#### What you are asked to do:
Retype the material below. Keep every word exactly as it is.

(Extracted data entries)

--

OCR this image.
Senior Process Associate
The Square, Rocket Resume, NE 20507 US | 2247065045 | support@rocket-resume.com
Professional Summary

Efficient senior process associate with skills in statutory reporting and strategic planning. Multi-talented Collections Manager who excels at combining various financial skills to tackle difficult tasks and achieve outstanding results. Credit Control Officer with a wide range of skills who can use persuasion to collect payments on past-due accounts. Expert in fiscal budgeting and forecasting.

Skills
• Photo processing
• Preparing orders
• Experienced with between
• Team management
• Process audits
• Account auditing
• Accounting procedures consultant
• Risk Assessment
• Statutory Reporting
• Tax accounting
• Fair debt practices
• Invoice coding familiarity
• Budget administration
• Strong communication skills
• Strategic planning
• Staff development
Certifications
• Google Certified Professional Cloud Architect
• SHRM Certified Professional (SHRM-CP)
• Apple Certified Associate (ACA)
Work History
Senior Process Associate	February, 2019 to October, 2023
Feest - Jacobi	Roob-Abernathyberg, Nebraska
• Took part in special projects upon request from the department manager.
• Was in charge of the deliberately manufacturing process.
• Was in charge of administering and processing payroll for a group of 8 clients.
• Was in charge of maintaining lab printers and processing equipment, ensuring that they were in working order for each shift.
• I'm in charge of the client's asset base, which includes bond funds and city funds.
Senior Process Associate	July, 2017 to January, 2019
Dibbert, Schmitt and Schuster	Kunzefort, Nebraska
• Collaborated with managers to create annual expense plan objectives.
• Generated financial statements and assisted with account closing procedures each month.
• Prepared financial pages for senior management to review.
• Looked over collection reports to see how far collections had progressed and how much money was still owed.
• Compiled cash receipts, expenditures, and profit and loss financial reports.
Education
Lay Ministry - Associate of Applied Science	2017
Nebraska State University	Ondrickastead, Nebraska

--

#### Correct answer:
OCR this image.
Senior Process Associate
The Square, Rocket Resume, NE 20507 US | 2247065045 | support@rocket-resume.com
Professional Summary

Efficient senior process associate with skills in statutory reporting and strategic planning. Multi-talented Collections Manager who excels at combining various financial skills to tackle difficult tasks and achieve outstanding results. Credit Control Officer with a wide range of skills who can use persuasion to collect payments on past-due accounts. Expert in fiscal budgeting and forecasting.

Skills
• Photo processing
• Preparing orders
• Experienced with between
• Team management
• Process audits
• Account auditing
• Accounting procedures consultant
• Risk Assessment
• Statutory Reporting
• Tax accounting
• Fair debt practices
• Invoice coding familiarity
• Budget administration
• Strong communication skills
• Strategic planning
• Staff development
Certifications
• Google Certified Professional Cloud Architect
• SHRM Certified Professional (SHRM-CP)
• Apple Certified Associate (ACA)
Work History
Senior Process Associate	February, 2019 to October, 2023
Feest - Jacobi	Roob-Abernathyberg, Nebraska
• Took part in special projects upon request from the department manager.
• Was in charge of the deliberately manufacturing process.
• Was in charge of administering and processing payroll for a group of 8 clients.
• Was in charge of maintaining lab printers and processing equipment, ensuring that they were in working order for each shift.
• I'm in charge of the client's asset base, which includes bond funds and city funds.
Senior Process Associate	July, 2017 to January, 2019
Dibbert, Schmitt and Schuster	Kunzefort, Nebraska
• Collaborated with managers to create annual expense plan objectives.
• Generated financial statements and assisted with account closing procedures each month.
• Prepared financial pages for senior management to review.
• Looked over collection reports to see how far collections had progressed and how much money was still owed.
• Compiled cash receipts, expenditures, and profit and loss financial reports.
Education
Lay Ministry - Associate of Applied Science	2017
Nebraska State University	Ondrickastead, Nebraska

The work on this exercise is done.